Records:
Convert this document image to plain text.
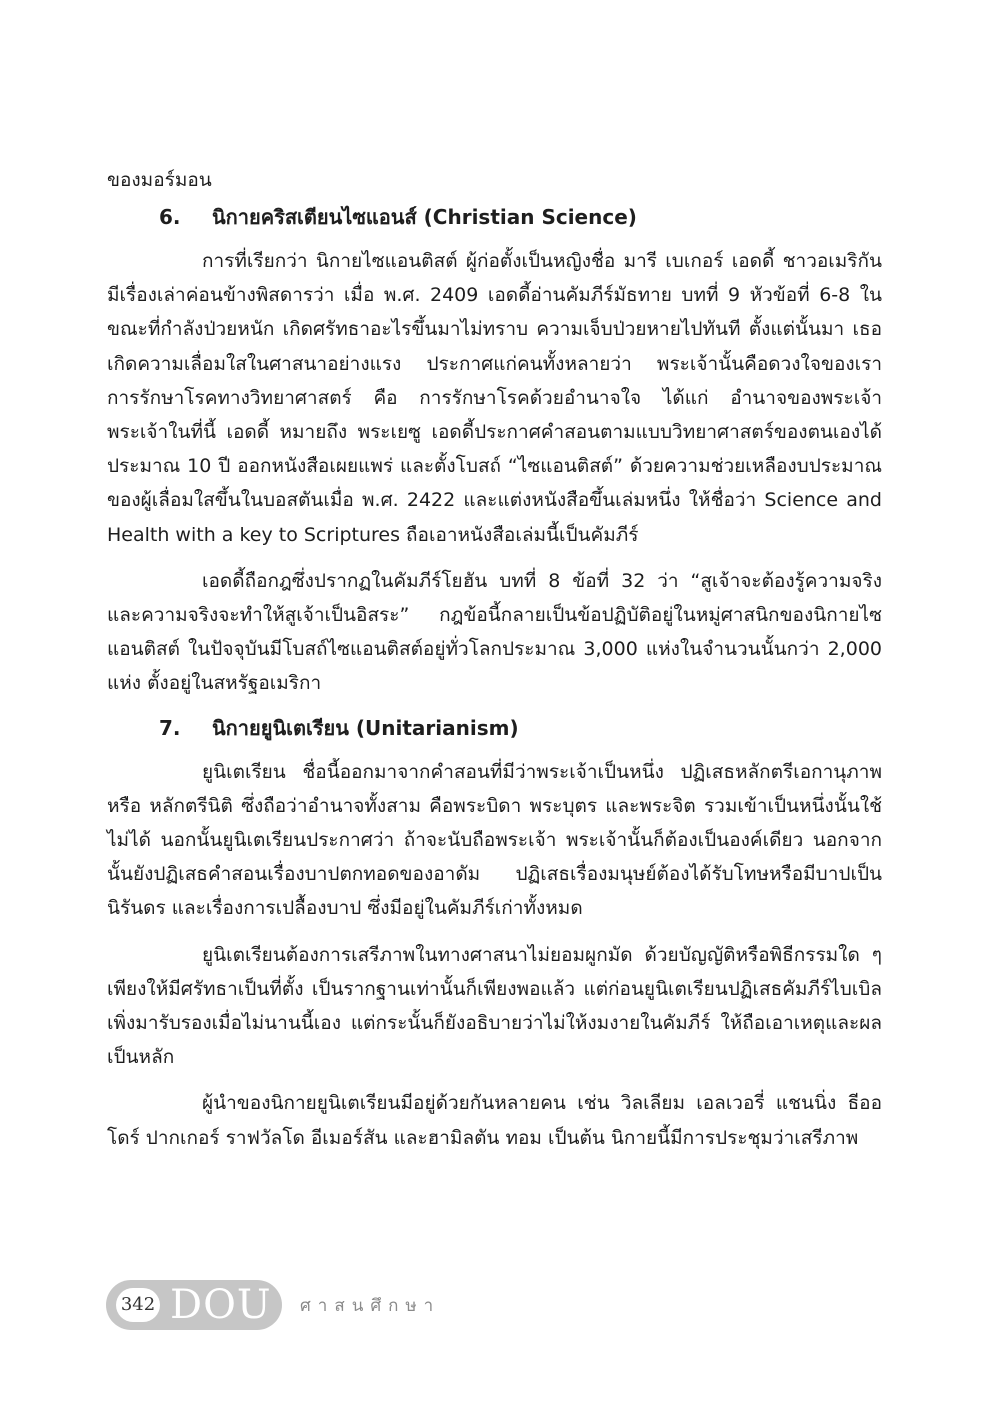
ของมอร์มอน

6.	นิกายคริสเตียนไซแอนส์ (Christian Science)

การที่เรียกว่า นิกายไซแอนติสต์ ผู้ก่อตั้งเป็นหญิงชื่อ มารี เบเกอร์ เอดดี้ ชาวอเมริกัน มีเรื่องเล่าค่อนข้างพิสดารว่า เมื่อ พ.ศ. 2409 เอดดี้อ่านคัมภีร์มัธทาย บทที่ 9 หัวข้อที่ 6-8 ในขณะที่กำลังป่วยหนัก เกิดศรัทธาอะไรขึ้นมาไม่ทราบ ความเจ็บป่วยหายไปทันที ตั้งแต่นั้นมา เธอเกิดความเลื่อมใสในศาสนาอย่างแรง ประกาศแก่คนทั้งหลายว่า พระเจ้านั้นคือดวงใจของเรา การรักษาโรคทางวิทยาศาสตร์ คือ การรักษาโรคด้วยอำนาจใจ ได้แก่ อำนาจของพระเจ้า พระเจ้าในที่นี้ เอดดี้ หมายถึง พระเยซู เอดดี้ประกาศคำสอนตามแบบวิทยาศาสตร์ของตนเองได้ ประมาณ 10 ปี ออกหนังสือเผยแพร่ และตั้งโบสถ์ “ไซแอนติสต์” ด้วยความช่วยเหลืองบประมาณของผู้เลื่อมใสขึ้นในบอสตันเมื่อ พ.ศ. 2422 และแต่งหนังสือขึ้นเล่มหนึ่ง ให้ชื่อว่า Science and Health with a key to Scriptures ถือเอาหนังสือเล่มนี้เป็นคัมภีร์

เอดดี้ถือกฎซึ่งปรากฏในคัมภีร์โยฮัน บทที่ 8 ข้อที่ 32 ว่า “สูเจ้าจะต้องรู้ความจริง และความจริงจะทำให้สูเจ้าเป็นอิสระ” กฎข้อนี้กลายเป็นข้อปฏิบัติอยู่ในหมู่ศาสนิกของนิกายไซแอนติสต์ ในปัจจุบันมีโบสถ์ไซแอนติสต์อยู่ทั่วโลกประมาณ 3,000 แห่งในจำนวนนั้นกว่า 2,000 แห่ง ตั้งอยู่ในสหรัฐอเมริกา

7.	นิกายยูนิเตเรียน (Unitarianism)

ยูนิเตเรียน ชื่อนี้ออกมาจากคำสอนที่มีว่าพระเจ้าเป็นหนึ่ง ปฏิเสธหลักตรีเอกานุภาพ หรือ หลักตรีนิติ ซึ่งถือว่าอำนาจทั้งสาม คือพระบิดา พระบุตร และพระจิต รวมเข้าเป็นหนึ่งนั้นใช้ไม่ได้ นอกนั้นยูนิเตเรียนประกาศว่า ถ้าจะนับถือพระเจ้า พระเจ้านั้นก็ต้องเป็นองค์เดียว นอกจากนั้นยังปฏิเสธคำสอนเรื่องบาปตกทอดของอาดัม ปฏิเสธเรื่องมนุษย์ต้องได้รับโทษหรือมีบาปเป็นนิรันดร และเรื่องการเปลื้องบาป ซึ่งมีอยู่ในคัมภีร์เก่าทั้งหมด

ยูนิเตเรียนต้องการเสรีภาพในทางศาสนาไม่ยอมผูกมัด ด้วยบัญญัติหรือพิธีกรรมใด ๆ เพียงให้มีศรัทธาเป็นที่ตั้ง เป็นรากฐานเท่านั้นก็เพียงพอแล้ว แต่ก่อนยูนิเตเรียนปฏิเสธคัมภีร์ไบเบิลเพิ่งมารับรองเมื่อไม่นานนี้เอง แต่กระนั้นก็ยังอธิบายว่าไม่ให้งมงายในคัมภีร์ ให้ถือเอาเหตุและผลเป็นหลัก

ผู้นำของนิกายยูนิเตเรียนมีอยู่ด้วยกันหลายคน เช่น วิลเลียม เอลเวอรี่ แชนนิ่ง ธีออโดร์ ปากเกอร์ ราฟวัลโด อีเมอร์สัน และฮามิลตัน ทอม เป็นต้น นิกายนี้มีการประชุมว่าเสรีภาพ

342 DOU ศาสนศึกษา
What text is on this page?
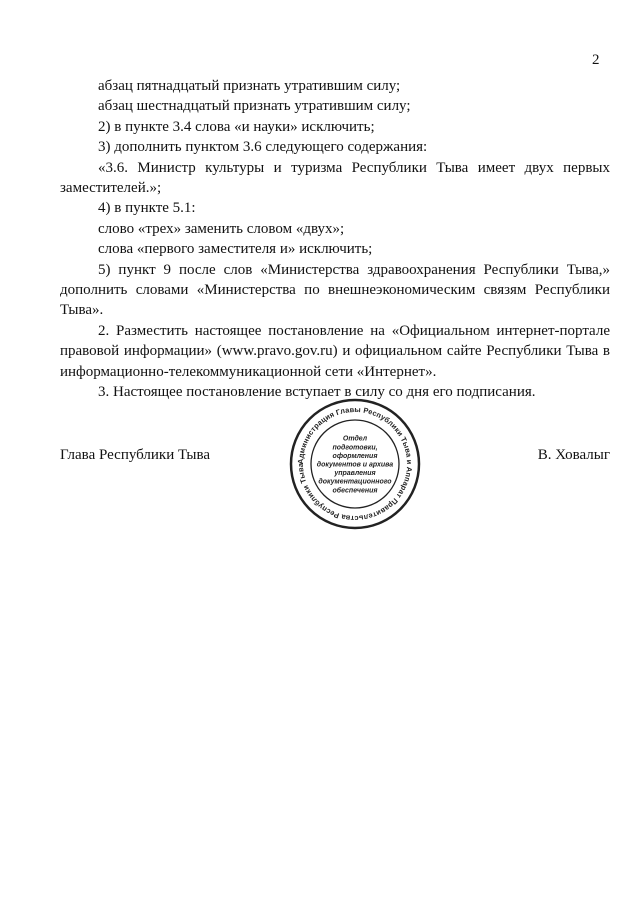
2

абзац пятнадцатый признать утратившим силу;

абзац шестнадцатый признать утратившим силу;

2) в пункте 3.4 слова «и науки» исключить;

3) дополнить пунктом 3.6 следующего содержания:

«3.6. Министр культуры и туризма Республики Тыва имеет двух первых заместителей.»;

4) в пункте 5.1:

слово «трех» заменить словом «двух»;

слова «первого заместителя и» исключить;

5) пункт 9 после слов «Министерства здравоохранения Республики Тыва,» дополнить словами «Министерства по внешнеэкономическим связям Республики Тыва».

2. Разместить настоящее постановление на «Официальном интернет-портале правовой информации» (www.pravo.gov.ru) и официальном сайте Республики Тыва в информационно-телекоммуникационной сети «Интернет».

3. Настоящее постановление вступает в силу со дня его подписания.

Глава Республики Тыва	В. Ховалыг
Администрация Главы Республики Тыва и Аппарат Правительства Республики Тыва
Отдел
подготовки,
оформления
документов и архива
управления
документационного
обеспечения
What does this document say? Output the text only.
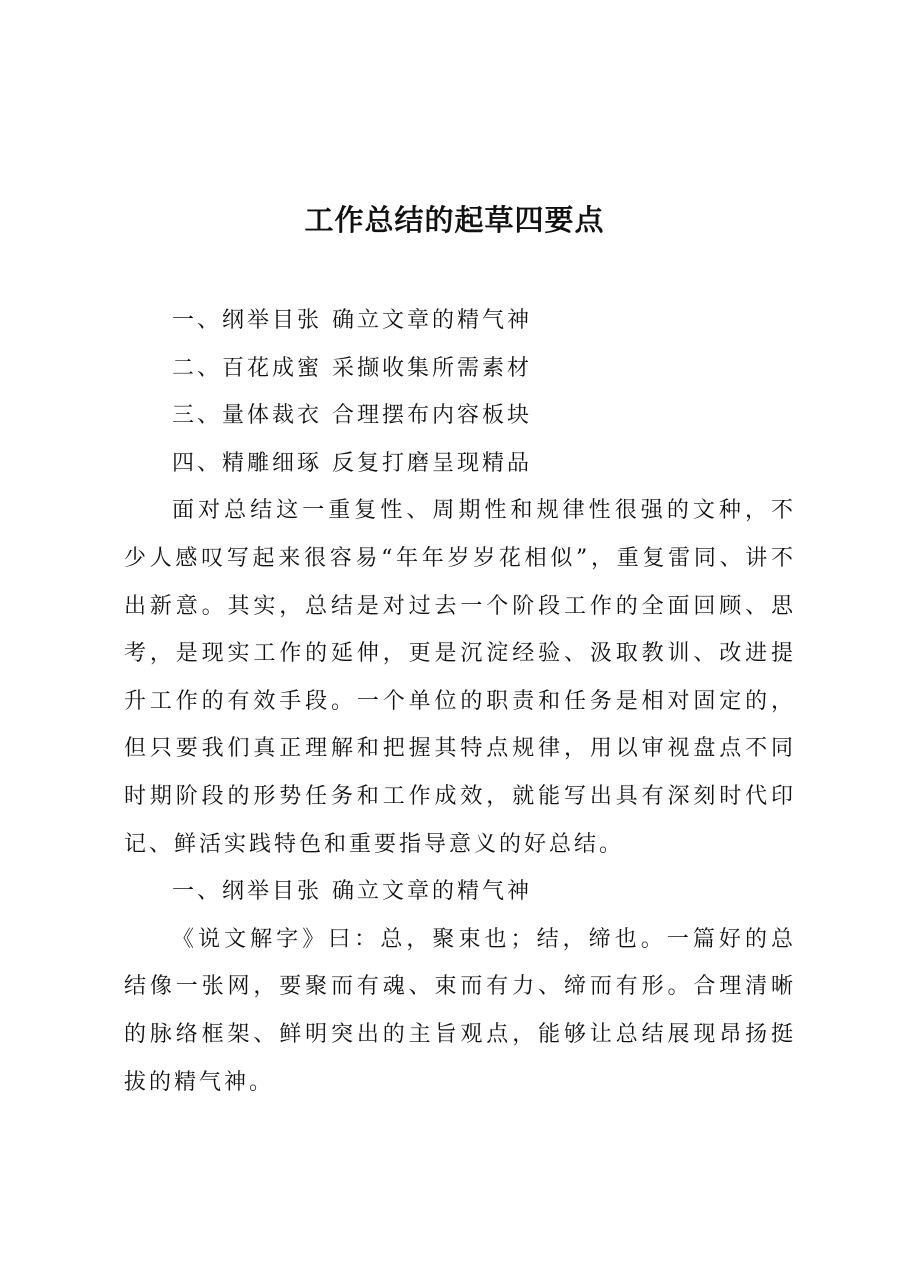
工作总结的起草四要点

一、纲举目张 确立文章的精气神

二、百花成蜜 采撷收集所需素材

三、量体裁衣 合理摆布内容板块

四、精雕细琢 反复打磨呈现精品

面对总结这一重复性、周期性和规律性很强的文种，不少人感叹写起来很容易“年年岁岁花相似”，重复雷同、讲不出新意。其实，总结是对过去一个阶段工作的全面回顾、思考，是现实工作的延伸，更是沉淀经验、汲取教训、改进提升工作的有效手段。一个单位的职责和任务是相对固定的，但只要我们真正理解和把握其特点规律，用以审视盘点不同时期阶段的形势任务和工作成效，就能写出具有深刻时代印记、鲜活实践特色和重要指导意义的好总结。

一、纲举目张 确立文章的精气神

《说文解字》曰：总，聚束也；结，缔也。一篇好的总结像一张网，要聚而有魂、束而有力、缔而有形。合理清晰的脉络框架、鲜明突出的主旨观点，能够让总结展现昂扬挺拔的精气神。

■ **WRITTEN TASK**:
Leave out the pictures and output the rest of the material exactly as written.

■ **EXERCISE ANSWER**:
Convert this document image to plain text.
ของมอร์มอน

6.	นิกายคริสเตียนไซแอนส์ (Christian Science)

การที่เรียกว่า นิกายไซแอนติสต์ ผู้ก่อตั้งเป็นหญิงชื่อ มารี เบเกอร์ เอดดี้ ชาวอเมริกัน มีเรื่องเล่าค่อนข้างพิสดารว่า เมื่อ พ.ศ. 2409 เอดดี้อ่านคัมภีร์มัธทาย บทที่ 9 หัวข้อที่ 6-8 ในขณะที่กำลังป่วยหนัก เกิดศรัทธาอะไรขึ้นมาไม่ทราบ ความเจ็บป่วยหายไปทันที ตั้งแต่นั้นมา เธอเกิดความเลื่อมใสในศาสนาอย่างแรง ประกาศแก่คนทั้งหลายว่า พระเจ้านั้นคือดวงใจของเรา การรักษาโรคทางวิทยาศาสตร์ คือ การรักษาโรคด้วยอำนาจใจ ได้แก่ อำนาจของพระเจ้า พระเจ้าในที่นี้ เอดดี้ หมายถึง พระเยซู เอดดี้ประกาศคำสอนตามแบบวิทยาศาสตร์ของตนเองได้ ประมาณ 10 ปี ออกหนังสือเผยแพร่ และตั้งโบสถ์ “ไซแอนติสต์” ด้วยความช่วยเหลืองบประมาณของผู้เลื่อมใสขึ้นในบอสตันเมื่อ พ.ศ. 2422 และแต่งหนังสือขึ้นเล่มหนึ่ง ให้ชื่อว่า Science and Health with a key to Scriptures ถือเอาหนังสือเล่มนี้เป็นคัมภีร์

เอดดี้ถือกฎซึ่งปรากฏในคัมภีร์โยฮัน บทที่ 8 ข้อที่ 32 ว่า “สูเจ้าจะต้องรู้ความจริง และความจริงจะทำให้สูเจ้าเป็นอิสระ” กฎข้อนี้กลายเป็นข้อปฏิบัติอยู่ในหมู่ศาสนิกของนิกายไซแอนติสต์ ในปัจจุบันมีโบสถ์ไซแอนติสต์อยู่ทั่วโลกประมาณ 3,000 แห่งในจำนวนนั้นกว่า 2,000 แห่ง ตั้งอยู่ในสหรัฐอเมริกา

7.	นิกายยูนิเตเรียน (Unitarianism)

ยูนิเตเรียน ชื่อนี้ออกมาจากคำสอนที่มีว่าพระเจ้าเป็นหนึ่ง ปฏิเสธหลักตรีเอกานุภาพ หรือ หลักตรีนิติ ซึ่งถือว่าอำนาจทั้งสาม คือพระบิดา พระบุตร และพระจิต รวมเข้าเป็นหนึ่งนั้นใช้ไม่ได้ นอกนั้นยูนิเตเรียนประกาศว่า ถ้าจะนับถือพระเจ้า พระเจ้านั้นก็ต้องเป็นองค์เดียว นอกจากนั้นยังปฏิเสธคำสอนเรื่องบาปตกทอดของอาดัม ปฏิเสธเรื่องมนุษย์ต้องได้รับโทษหรือมีบาปเป็นนิรันดร และเรื่องการเปลื้องบาป ซึ่งมีอยู่ในคัมภีร์เก่าทั้งหมด

ยูนิเตเรียนต้องการเสรีภาพในทางศาสนาไม่ยอมผูกมัด ด้วยบัญญัติหรือพิธีกรรมใด ๆ เพียงให้มีศรัทธาเป็นที่ตั้ง เป็นรากฐานเท่านั้นก็เพียงพอแล้ว แต่ก่อนยูนิเตเรียนปฏิเสธคัมภีร์ไบเบิลเพิ่งมารับรองเมื่อไม่นานนี้เอง แต่กระนั้นก็ยังอธิบายว่าไม่ให้งมงายในคัมภีร์ ให้ถือเอาเหตุและผลเป็นหลัก

ผู้นำของนิกายยูนิเตเรียนมีอยู่ด้วยกันหลายคน เช่น วิลเลียม เอลเวอรี่ แชนนิ่ง ธีออโดร์ ปากเกอร์ ราฟวัลโด อีเมอร์สัน และฮามิลตัน ทอม เป็นต้น นิกายนี้มีการประชุมว่าเสรีภาพ

342 DOU ศาสนศึกษา
What text is on this page?
2

абзац пятнадцатый признать утратившим силу;

абзац шестнадцатый признать утратившим силу;

2) в пункте 3.4 слова «и науки» исключить;

3) дополнить пунктом 3.6 следующего содержания:

«3.6. Министр культуры и туризма Республики Тыва имеет двух первых заместителей.»;

4) в пункте 5.1:

слово «трех» заменить словом «двух»;

слова «первого заместителя и» исключить;

5) пункт 9 после слов «Министерства здравоохранения Республики Тыва,» дополнить словами «Министерства по внешнеэкономическим связям Республики Тыва».

2. Разместить настоящее постановление на «Официальном интернет-портале правовой информации» (www.pravo.gov.ru) и официальном сайте Республики Тыва в информационно-телекоммуникационной сети «Интернет».

3. Настоящее постановление вступает в силу со дня его подписания.

Глава Республики Тыва	В. Ховалыг
Администрация Главы Республики Тыва и Аппарат Правительства Республики Тыва
Отдел
подготовки,
оформления
документов и архива
управления
документационного
обеспечения
What does this document say? Output the text only.
工作总结的起草四要点

一、纲举目张 确立文章的精气神

二、百花成蜜 采撷收集所需素材

三、量体裁衣 合理摆布内容板块

四、精雕细琢 反复打磨呈现精品

面对总结这一重复性、周期性和规律性很强的文种，不少人感叹写起来很容易“年年岁岁花相似”，重复雷同、讲不出新意。其实，总结是对过去一个阶段工作的全面回顾、思考，是现实工作的延伸，更是沉淀经验、汲取教训、改进提升工作的有效手段。一个单位的职责和任务是相对固定的，但只要我们真正理解和把握其特点规律，用以审视盘点不同时期阶段的形势任务和工作成效，就能写出具有深刻时代印记、鲜活实践特色和重要指导意义的好总结。

一、纲举目张 确立文章的精气神

《说文解字》曰：总，聚束也；结，缔也。一篇好的总结像一张网，要聚而有魂、束而有力、缔而有形。合理清晰的脉络框架、鲜明突出的主旨观点，能够让总结展现昂扬挺拔的精气神。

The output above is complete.